● EXERCISE DESCRIPTION
Reproduce every line of the entries below, character for character, keeping each line's order.
-- Begin --
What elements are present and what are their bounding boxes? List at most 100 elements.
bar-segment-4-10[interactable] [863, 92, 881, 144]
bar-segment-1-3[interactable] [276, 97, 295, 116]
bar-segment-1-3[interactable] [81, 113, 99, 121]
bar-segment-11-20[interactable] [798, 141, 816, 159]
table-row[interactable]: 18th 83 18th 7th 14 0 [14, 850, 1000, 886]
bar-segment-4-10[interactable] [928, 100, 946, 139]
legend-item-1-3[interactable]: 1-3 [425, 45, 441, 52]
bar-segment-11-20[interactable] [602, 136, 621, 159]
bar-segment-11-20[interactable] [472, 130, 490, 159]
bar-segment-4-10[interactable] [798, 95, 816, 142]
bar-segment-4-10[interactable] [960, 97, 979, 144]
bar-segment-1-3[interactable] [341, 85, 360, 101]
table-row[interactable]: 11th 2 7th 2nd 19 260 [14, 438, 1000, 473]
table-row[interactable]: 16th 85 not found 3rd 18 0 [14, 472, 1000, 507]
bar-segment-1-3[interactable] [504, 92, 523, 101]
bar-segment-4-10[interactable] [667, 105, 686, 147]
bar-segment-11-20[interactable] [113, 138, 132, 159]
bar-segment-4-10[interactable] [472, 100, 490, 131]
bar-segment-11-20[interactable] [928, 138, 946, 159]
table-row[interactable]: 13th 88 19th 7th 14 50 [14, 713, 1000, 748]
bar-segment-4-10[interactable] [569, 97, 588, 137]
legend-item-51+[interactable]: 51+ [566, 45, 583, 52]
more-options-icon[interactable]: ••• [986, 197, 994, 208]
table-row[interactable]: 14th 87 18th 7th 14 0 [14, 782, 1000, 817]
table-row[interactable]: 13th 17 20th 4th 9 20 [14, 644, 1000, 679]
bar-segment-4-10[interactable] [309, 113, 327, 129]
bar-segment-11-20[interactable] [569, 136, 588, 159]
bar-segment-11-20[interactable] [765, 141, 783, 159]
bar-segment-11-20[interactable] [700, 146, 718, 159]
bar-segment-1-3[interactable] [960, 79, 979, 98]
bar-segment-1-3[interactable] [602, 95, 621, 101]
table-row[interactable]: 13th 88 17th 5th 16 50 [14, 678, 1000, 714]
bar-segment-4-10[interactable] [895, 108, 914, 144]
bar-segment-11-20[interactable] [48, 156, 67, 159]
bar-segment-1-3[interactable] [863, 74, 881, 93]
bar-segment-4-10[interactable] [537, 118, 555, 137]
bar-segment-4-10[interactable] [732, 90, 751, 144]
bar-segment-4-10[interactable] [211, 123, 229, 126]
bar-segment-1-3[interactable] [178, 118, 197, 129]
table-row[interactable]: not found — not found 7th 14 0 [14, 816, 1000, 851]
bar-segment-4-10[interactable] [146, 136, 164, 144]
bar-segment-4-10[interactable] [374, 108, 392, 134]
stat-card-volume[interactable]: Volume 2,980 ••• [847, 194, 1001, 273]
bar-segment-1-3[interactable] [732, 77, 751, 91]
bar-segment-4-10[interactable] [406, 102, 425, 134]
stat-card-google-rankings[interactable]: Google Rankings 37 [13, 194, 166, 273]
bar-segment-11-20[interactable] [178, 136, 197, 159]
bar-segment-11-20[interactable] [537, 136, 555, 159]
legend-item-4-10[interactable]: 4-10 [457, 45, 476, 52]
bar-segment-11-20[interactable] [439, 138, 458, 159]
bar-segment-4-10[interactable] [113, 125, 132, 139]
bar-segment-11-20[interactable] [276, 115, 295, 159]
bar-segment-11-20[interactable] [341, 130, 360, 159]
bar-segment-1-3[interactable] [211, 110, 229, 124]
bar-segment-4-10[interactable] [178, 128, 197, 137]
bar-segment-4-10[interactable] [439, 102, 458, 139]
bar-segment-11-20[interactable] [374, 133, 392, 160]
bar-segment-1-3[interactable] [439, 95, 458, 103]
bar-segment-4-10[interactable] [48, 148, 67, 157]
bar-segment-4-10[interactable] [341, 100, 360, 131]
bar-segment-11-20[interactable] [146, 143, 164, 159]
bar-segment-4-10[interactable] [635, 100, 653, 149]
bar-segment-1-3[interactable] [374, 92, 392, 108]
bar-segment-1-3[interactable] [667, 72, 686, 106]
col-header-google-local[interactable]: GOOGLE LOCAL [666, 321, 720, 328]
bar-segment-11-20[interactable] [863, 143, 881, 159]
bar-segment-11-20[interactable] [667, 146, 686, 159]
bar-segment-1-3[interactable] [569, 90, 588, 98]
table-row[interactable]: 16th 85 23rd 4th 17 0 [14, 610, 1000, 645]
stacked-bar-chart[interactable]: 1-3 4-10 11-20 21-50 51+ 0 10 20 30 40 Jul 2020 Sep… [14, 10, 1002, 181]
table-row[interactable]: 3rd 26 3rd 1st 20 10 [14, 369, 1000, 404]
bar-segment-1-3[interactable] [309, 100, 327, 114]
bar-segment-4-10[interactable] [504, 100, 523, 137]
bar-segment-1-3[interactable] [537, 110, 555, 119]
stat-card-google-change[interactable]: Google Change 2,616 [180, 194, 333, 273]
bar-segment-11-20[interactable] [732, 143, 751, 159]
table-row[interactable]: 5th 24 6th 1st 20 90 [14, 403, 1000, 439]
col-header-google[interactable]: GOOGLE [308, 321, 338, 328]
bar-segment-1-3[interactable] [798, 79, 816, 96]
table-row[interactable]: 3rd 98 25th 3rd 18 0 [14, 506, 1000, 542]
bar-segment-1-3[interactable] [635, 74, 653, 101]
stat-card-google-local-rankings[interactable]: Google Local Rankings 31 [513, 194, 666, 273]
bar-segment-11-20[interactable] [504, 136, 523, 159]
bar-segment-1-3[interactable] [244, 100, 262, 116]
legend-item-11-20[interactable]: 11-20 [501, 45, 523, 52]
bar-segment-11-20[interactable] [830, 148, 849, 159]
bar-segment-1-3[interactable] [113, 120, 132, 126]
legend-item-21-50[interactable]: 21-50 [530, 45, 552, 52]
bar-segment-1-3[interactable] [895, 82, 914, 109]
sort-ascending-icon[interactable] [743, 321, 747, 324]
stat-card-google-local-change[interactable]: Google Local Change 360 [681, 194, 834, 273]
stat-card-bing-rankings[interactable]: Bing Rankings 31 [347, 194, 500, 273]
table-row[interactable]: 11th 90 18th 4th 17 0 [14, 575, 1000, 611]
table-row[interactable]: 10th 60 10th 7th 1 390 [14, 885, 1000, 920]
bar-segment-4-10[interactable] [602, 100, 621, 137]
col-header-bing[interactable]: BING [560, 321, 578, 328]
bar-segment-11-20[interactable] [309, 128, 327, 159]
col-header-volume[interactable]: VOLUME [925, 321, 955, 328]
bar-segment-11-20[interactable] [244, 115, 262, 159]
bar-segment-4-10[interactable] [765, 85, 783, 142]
-- End --
● RESULT OF THE EXERCISE
What elements are present and what are their bounding boxes? List at most 100 elements.
bar-segment-4-10[interactable] [863, 92, 881, 144]
bar-segment-1-3[interactable] [276, 97, 295, 116]
bar-segment-1-3[interactable] [81, 113, 99, 121]
bar-segment-11-20[interactable] [798, 141, 816, 159]
table-row[interactable]: 18th 83 18th 7th 14 0 [14, 850, 1000, 886]
bar-segment-4-10[interactable] [928, 100, 946, 139]
legend-item-1-3[interactable]: 1-3 [425, 45, 441, 52]
bar-segment-11-20[interactable] [602, 136, 621, 159]
bar-segment-11-20[interactable] [472, 130, 490, 159]
bar-segment-4-10[interactable] [798, 95, 816, 142]
bar-segment-4-10[interactable] [960, 97, 979, 144]
bar-segment-1-3[interactable] [341, 85, 360, 101]
table-row[interactable]: 11th 2 7th 2nd 19 260 [14, 438, 1000, 473]
table-row[interactable]: 16th 85 not found 3rd 18 0 [14, 472, 1000, 507]
bar-segment-1-3[interactable] [504, 92, 523, 101]
bar-segment-4-10[interactable] [667, 105, 686, 147]
bar-segment-11-20[interactable] [113, 138, 132, 159]
bar-segment-4-10[interactable] [472, 100, 490, 131]
bar-segment-11-20[interactable] [928, 138, 946, 159]
table-row[interactable]: 13th 88 19th 7th 14 50 [14, 713, 1000, 748]
bar-segment-4-10[interactable] [569, 97, 588, 137]
legend-item-51+[interactable]: 51+ [566, 45, 583, 52]
more-options-icon[interactable]: ••• [986, 197, 994, 208]
table-row[interactable]: 14th 87 18th 7th 14 0 [14, 782, 1000, 817]
table-row[interactable]: 13th 17 20th 4th 9 20 [14, 644, 1000, 679]
bar-segment-4-10[interactable] [309, 113, 327, 129]
bar-segment-11-20[interactable] [569, 136, 588, 159]
bar-segment-11-20[interactable] [765, 141, 783, 159]
bar-segment-11-20[interactable] [700, 146, 718, 159]
bar-segment-1-3[interactable] [960, 79, 979, 98]
bar-segment-1-3[interactable] [602, 95, 621, 101]
table-row[interactable]: 13th 88 17th 5th 16 50 [14, 678, 1000, 714]
bar-segment-4-10[interactable] [895, 108, 914, 144]
bar-segment-11-20[interactable] [48, 156, 67, 159]
bar-segment-1-3[interactable] [863, 74, 881, 93]
bar-segment-4-10[interactable] [537, 118, 555, 137]
bar-segment-4-10[interactable] [732, 90, 751, 144]
bar-segment-4-10[interactable] [211, 123, 229, 126]
bar-segment-1-3[interactable] [178, 118, 197, 129]
table-row[interactable]: not found — not found 7th 14 0 [14, 816, 1000, 851]
bar-segment-4-10[interactable] [146, 136, 164, 144]
bar-segment-4-10[interactable] [374, 108, 392, 134]
stat-card-volume[interactable]: Volume 2,980 ••• [847, 194, 1001, 273]
bar-segment-1-3[interactable] [732, 77, 751, 91]
bar-segment-4-10[interactable] [406, 102, 425, 134]
stat-card-google-rankings[interactable]: Google Rankings 37 [13, 194, 166, 273]
bar-segment-11-20[interactable] [178, 136, 197, 159]
bar-segment-11-20[interactable] [537, 136, 555, 159]
legend-item-4-10[interactable]: 4-10 [457, 45, 476, 52]
bar-segment-11-20[interactable] [439, 138, 458, 159]
bar-segment-4-10[interactable] [113, 125, 132, 139]
bar-segment-11-20[interactable] [276, 115, 295, 159]
bar-segment-11-20[interactable] [341, 130, 360, 159]
bar-segment-1-3[interactable] [211, 110, 229, 124]
bar-segment-4-10[interactable] [178, 128, 197, 137]
bar-segment-4-10[interactable] [439, 102, 458, 139]
bar-segment-11-20[interactable] [374, 133, 392, 160]
bar-segment-1-3[interactable] [439, 95, 458, 103]
bar-segment-4-10[interactable] [48, 148, 67, 157]
bar-segment-4-10[interactable] [341, 100, 360, 131]
bar-segment-11-20[interactable] [146, 143, 164, 159]
bar-segment-4-10[interactable] [635, 100, 653, 149]
bar-segment-1-3[interactable] [374, 92, 392, 108]
bar-segment-1-3[interactable] [667, 72, 686, 106]
col-header-google-local[interactable]: GOOGLE LOCAL [666, 321, 720, 328]
bar-segment-11-20[interactable] [863, 143, 881, 159]
bar-segment-11-20[interactable] [667, 146, 686, 159]
bar-segment-1-3[interactable] [569, 90, 588, 98]
table-row[interactable]: 16th 85 23rd 4th 17 0 [14, 610, 1000, 645]
stacked-bar-chart[interactable]: 1-3 4-10 11-20 21-50 51+ 0 10 20 30 40 Jul 2020 Sep… [14, 10, 1002, 181]
table-row[interactable]: 3rd 26 3rd 1st 20 10 [14, 369, 1000, 404]
bar-segment-1-3[interactable] [309, 100, 327, 114]
bar-segment-4-10[interactable] [504, 100, 523, 137]
bar-segment-1-3[interactable] [537, 110, 555, 119]
stat-card-google-change[interactable]: Google Change 2,616 [180, 194, 333, 273]
bar-segment-11-20[interactable] [732, 143, 751, 159]
table-row[interactable]: 5th 24 6th 1st 20 90 [14, 403, 1000, 439]
col-header-google[interactable]: GOOGLE [308, 321, 338, 328]
bar-segment-1-3[interactable] [798, 79, 816, 96]
table-row[interactable]: 3rd 98 25th 3rd 18 0 [14, 506, 1000, 542]
bar-segment-1-3[interactable] [635, 74, 653, 101]
stat-card-google-local-rankings[interactable]: Google Local Rankings 31 [513, 194, 666, 273]
bar-segment-11-20[interactable] [504, 136, 523, 159]
bar-segment-1-3[interactable] [244, 100, 262, 116]
legend-item-11-20[interactable]: 11-20 [501, 45, 523, 52]
bar-segment-11-20[interactable] [830, 148, 849, 159]
bar-segment-1-3[interactable] [113, 120, 132, 126]
legend-item-21-50[interactable]: 21-50 [530, 45, 552, 52]
bar-segment-1-3[interactable] [895, 82, 914, 109]
sort-ascending-icon[interactable] [743, 321, 747, 324]
stat-card-google-local-change[interactable]: Google Local Change 360 [681, 194, 834, 273]
stat-card-bing-rankings[interactable]: Bing Rankings 31 [347, 194, 500, 273]
table-row[interactable]: 11th 90 18th 4th 17 0 [14, 575, 1000, 611]
table-row[interactable]: 10th 60 10th 7th 1 390 [14, 885, 1000, 920]
bar-segment-4-10[interactable] [602, 100, 621, 137]
col-header-bing[interactable]: BING [560, 321, 578, 328]
bar-segment-11-20[interactable] [309, 128, 327, 159]
col-header-volume[interactable]: VOLUME [925, 321, 955, 328]
bar-segment-11-20[interactable] [244, 115, 262, 159]
bar-segment-4-10[interactable] [765, 85, 783, 142]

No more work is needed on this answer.